§ **Problem**
Report every line in the listing below where the string "America" shows up.

Records:
---
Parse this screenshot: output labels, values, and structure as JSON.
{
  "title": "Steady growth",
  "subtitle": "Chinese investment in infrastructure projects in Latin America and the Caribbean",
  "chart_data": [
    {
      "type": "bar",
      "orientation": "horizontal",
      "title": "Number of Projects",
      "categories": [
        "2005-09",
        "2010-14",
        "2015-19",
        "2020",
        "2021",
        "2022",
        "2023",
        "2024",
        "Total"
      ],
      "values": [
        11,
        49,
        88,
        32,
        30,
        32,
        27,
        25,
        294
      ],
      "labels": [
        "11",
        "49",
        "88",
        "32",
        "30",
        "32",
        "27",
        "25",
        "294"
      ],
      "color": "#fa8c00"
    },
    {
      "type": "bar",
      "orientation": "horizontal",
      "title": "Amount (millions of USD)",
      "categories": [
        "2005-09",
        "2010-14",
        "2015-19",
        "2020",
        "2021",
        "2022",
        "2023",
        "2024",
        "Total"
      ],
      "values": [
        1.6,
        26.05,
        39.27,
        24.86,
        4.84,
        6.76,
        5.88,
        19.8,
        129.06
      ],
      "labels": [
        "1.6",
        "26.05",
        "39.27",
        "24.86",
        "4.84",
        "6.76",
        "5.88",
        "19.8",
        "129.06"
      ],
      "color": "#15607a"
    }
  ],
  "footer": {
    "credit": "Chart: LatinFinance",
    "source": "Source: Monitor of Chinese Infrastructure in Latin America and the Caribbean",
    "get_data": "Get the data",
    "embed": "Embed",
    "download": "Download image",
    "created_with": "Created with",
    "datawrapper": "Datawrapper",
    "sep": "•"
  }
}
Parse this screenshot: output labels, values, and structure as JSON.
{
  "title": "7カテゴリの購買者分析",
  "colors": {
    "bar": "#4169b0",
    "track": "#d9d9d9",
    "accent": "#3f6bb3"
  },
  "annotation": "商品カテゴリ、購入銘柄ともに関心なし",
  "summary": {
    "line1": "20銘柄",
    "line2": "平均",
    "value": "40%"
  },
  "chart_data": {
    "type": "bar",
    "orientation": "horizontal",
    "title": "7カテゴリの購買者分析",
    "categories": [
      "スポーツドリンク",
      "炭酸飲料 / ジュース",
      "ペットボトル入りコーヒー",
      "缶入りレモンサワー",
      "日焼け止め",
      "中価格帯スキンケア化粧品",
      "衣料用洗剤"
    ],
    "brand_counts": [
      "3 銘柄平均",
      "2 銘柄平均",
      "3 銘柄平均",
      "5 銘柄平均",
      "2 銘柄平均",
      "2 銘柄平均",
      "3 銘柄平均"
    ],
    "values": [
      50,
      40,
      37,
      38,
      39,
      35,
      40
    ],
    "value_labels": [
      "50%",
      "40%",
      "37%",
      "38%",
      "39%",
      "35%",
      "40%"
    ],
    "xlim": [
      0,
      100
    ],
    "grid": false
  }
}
---
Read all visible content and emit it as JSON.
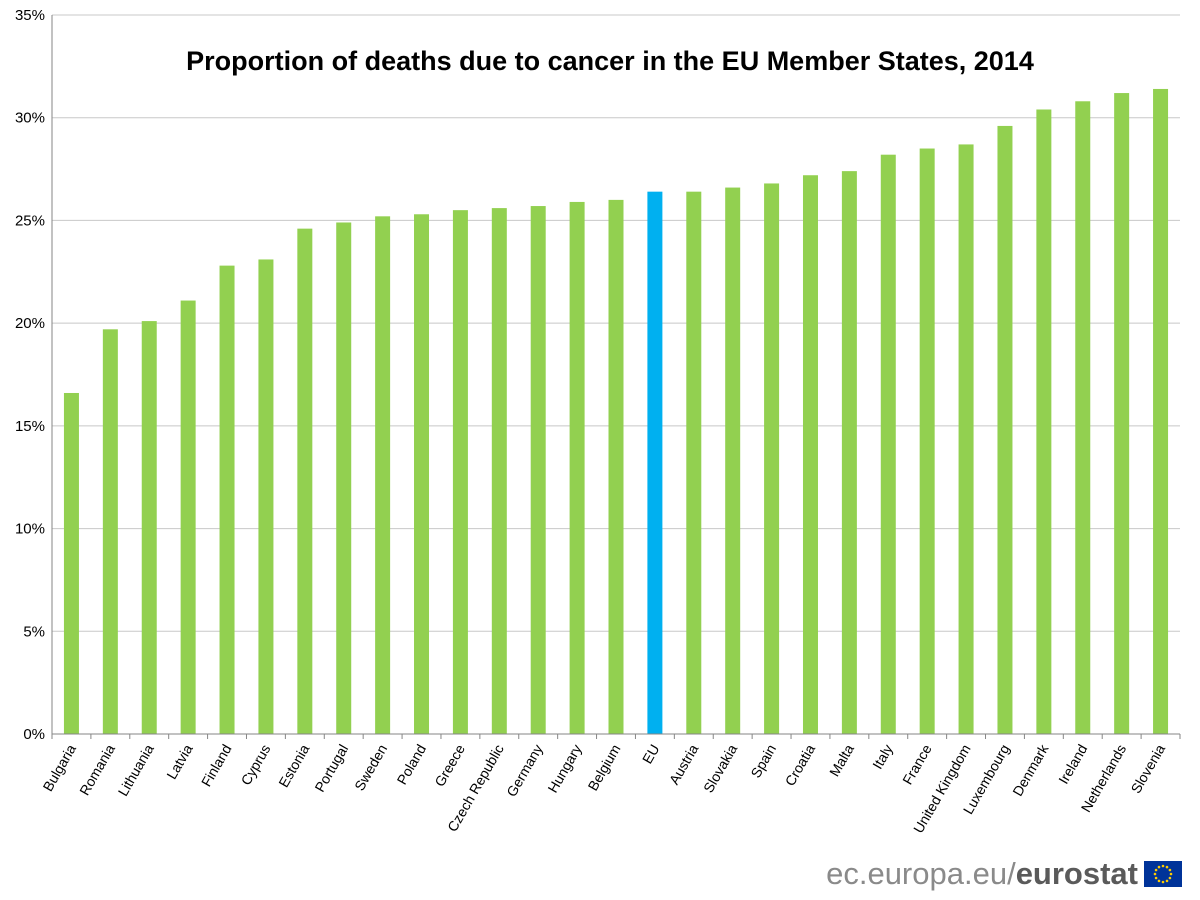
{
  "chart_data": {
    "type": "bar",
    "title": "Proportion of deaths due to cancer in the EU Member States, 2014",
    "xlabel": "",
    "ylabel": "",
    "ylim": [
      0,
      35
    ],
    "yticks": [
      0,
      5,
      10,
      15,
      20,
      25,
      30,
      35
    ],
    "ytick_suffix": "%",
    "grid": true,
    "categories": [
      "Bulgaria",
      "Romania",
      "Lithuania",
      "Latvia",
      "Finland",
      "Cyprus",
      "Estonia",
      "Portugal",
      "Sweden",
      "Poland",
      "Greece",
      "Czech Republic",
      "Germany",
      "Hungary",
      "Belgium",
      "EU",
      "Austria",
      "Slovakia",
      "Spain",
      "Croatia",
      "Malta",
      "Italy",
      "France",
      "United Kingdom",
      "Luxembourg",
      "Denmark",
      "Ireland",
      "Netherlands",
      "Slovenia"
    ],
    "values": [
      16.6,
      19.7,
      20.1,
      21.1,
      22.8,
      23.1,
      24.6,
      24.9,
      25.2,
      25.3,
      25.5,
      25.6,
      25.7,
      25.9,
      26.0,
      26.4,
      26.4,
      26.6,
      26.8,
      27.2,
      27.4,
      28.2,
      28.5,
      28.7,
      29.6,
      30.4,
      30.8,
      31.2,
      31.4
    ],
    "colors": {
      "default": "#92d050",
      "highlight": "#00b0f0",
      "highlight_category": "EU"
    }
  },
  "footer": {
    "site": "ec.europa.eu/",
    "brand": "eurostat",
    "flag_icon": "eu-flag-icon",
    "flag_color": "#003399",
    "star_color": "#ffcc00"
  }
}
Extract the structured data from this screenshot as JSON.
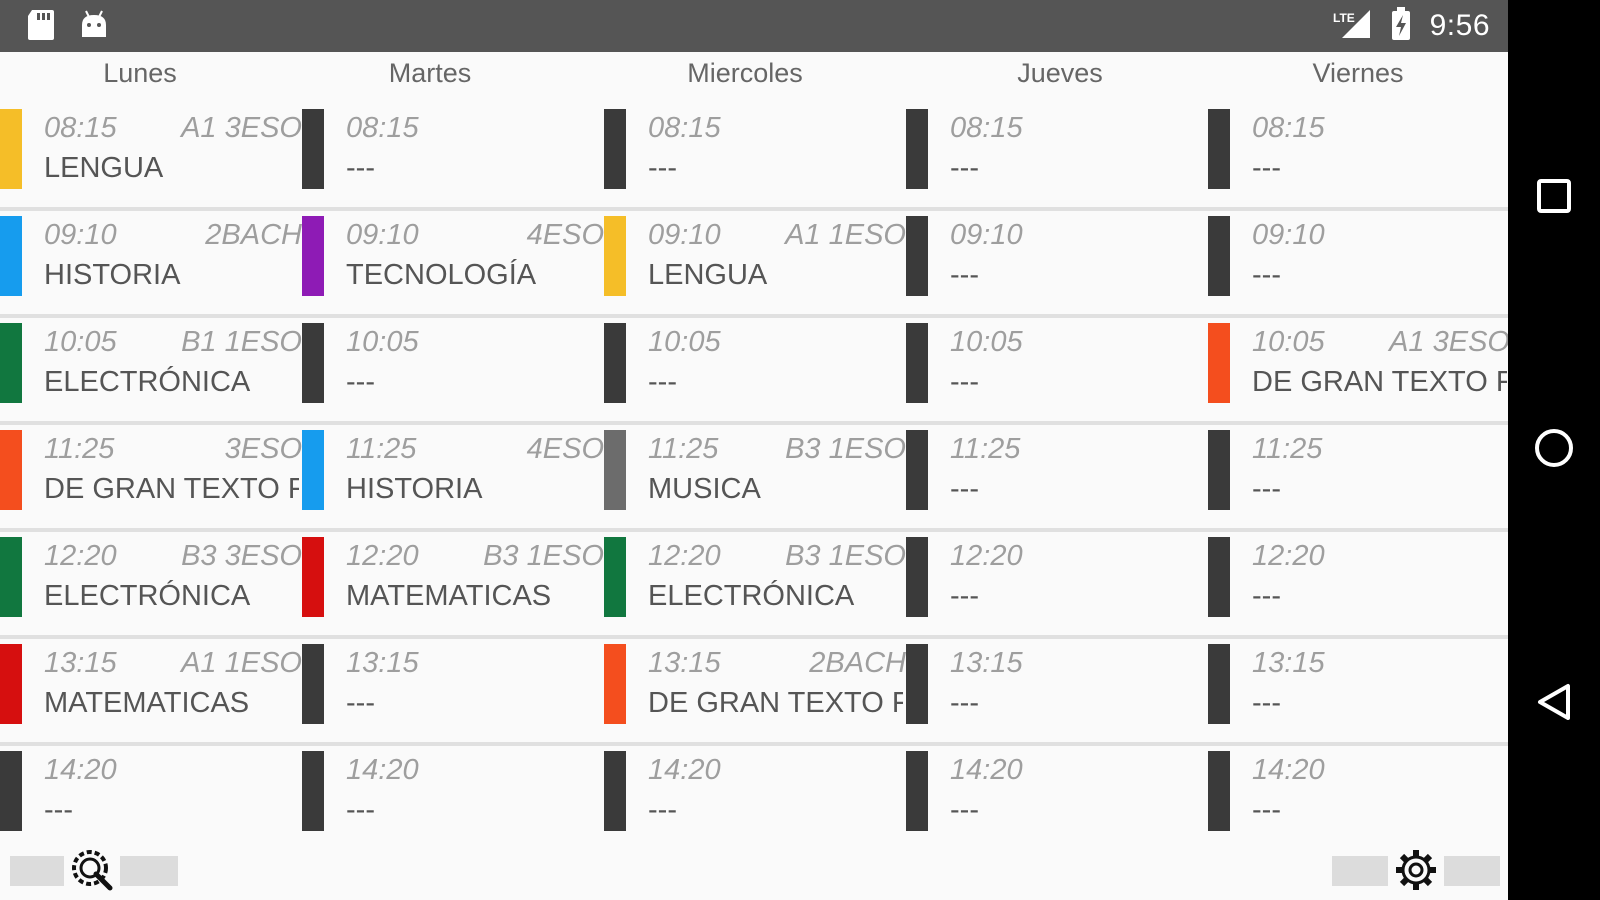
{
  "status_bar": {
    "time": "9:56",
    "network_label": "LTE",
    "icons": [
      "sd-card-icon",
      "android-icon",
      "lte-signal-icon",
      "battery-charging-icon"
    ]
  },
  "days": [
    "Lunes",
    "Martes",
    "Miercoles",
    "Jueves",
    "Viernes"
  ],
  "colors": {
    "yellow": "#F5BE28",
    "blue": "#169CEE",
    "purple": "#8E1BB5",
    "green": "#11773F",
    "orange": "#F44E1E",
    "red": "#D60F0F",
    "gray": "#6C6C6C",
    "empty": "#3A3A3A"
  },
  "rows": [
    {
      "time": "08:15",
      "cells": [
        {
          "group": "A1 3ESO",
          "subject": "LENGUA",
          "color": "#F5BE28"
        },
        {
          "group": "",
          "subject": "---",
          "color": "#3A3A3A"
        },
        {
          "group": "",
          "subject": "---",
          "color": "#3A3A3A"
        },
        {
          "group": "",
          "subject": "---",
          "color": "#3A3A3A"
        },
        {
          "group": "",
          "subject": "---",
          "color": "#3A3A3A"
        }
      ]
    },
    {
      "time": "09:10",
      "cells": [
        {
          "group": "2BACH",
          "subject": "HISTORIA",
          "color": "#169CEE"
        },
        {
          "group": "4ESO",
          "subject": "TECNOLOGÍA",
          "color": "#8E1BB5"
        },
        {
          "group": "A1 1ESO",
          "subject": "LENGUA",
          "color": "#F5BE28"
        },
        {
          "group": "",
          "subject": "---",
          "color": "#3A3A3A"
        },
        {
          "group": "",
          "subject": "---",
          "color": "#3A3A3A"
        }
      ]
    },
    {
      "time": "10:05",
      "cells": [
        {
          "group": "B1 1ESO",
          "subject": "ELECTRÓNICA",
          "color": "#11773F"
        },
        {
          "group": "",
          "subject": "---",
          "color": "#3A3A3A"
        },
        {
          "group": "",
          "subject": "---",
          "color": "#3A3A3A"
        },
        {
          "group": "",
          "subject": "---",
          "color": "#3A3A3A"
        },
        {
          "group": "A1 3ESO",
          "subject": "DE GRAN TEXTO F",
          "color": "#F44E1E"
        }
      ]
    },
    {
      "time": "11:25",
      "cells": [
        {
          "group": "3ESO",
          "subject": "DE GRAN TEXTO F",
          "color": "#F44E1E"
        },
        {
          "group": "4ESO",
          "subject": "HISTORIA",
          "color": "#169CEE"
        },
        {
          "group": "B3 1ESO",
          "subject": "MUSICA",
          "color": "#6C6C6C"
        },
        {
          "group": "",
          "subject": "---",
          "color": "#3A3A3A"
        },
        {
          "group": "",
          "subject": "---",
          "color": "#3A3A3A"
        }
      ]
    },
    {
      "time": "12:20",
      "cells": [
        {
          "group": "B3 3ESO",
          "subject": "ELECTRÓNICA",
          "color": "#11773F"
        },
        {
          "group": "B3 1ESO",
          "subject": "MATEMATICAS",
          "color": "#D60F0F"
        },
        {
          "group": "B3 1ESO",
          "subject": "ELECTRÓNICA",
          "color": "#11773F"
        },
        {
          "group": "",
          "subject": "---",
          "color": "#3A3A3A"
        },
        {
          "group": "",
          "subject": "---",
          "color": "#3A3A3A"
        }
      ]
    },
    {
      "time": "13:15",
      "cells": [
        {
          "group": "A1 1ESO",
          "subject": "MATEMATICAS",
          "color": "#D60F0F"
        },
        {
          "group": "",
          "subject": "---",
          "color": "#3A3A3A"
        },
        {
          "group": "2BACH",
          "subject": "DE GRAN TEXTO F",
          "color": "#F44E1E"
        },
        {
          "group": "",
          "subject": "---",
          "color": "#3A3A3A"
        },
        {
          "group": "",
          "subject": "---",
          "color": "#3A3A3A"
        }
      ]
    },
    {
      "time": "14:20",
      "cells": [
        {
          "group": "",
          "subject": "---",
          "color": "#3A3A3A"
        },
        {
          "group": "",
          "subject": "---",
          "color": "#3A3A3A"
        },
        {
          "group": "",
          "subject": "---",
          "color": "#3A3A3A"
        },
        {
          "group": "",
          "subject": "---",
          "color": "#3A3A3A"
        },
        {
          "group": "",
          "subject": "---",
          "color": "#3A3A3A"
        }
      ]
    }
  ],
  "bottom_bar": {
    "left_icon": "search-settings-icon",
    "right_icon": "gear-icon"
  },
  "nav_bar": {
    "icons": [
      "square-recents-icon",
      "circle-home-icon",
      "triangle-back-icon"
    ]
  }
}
---
§ **Written reply**
  "subtitle": "Chinese investment in infrastructure projects in Latin America and the Caribbean",
    "source": "Source: Monitor of Chinese Infrastructure in Latin America and the Caribbean",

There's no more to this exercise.